• **Task details**
Tally the lines in the listing below that contain "this" and report the tally alone.

• **Extracted data**
--- --- ---
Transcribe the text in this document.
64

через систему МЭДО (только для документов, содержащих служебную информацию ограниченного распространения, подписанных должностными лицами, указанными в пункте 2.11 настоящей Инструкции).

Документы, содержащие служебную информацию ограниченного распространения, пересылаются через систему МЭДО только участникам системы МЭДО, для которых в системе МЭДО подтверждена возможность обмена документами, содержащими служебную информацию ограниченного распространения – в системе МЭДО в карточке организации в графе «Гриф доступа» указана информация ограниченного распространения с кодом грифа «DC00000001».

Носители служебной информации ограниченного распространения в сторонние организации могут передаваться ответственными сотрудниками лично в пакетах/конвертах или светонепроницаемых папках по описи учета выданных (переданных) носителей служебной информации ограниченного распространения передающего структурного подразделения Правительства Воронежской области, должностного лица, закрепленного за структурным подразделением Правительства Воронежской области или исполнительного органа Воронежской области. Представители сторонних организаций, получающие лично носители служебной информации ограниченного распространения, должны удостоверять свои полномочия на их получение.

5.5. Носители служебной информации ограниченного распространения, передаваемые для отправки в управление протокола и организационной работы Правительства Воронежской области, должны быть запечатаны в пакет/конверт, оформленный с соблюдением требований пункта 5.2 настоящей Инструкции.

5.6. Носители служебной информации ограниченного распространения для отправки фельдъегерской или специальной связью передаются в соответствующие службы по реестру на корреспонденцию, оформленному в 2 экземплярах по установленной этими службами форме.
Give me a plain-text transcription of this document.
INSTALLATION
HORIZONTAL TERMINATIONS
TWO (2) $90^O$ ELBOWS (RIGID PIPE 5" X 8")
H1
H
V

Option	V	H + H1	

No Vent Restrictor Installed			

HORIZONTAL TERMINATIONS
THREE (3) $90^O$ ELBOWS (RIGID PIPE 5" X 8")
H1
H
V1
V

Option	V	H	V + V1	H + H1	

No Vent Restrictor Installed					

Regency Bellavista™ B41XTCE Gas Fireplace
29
--- --- ---
• **Finished exercise**
2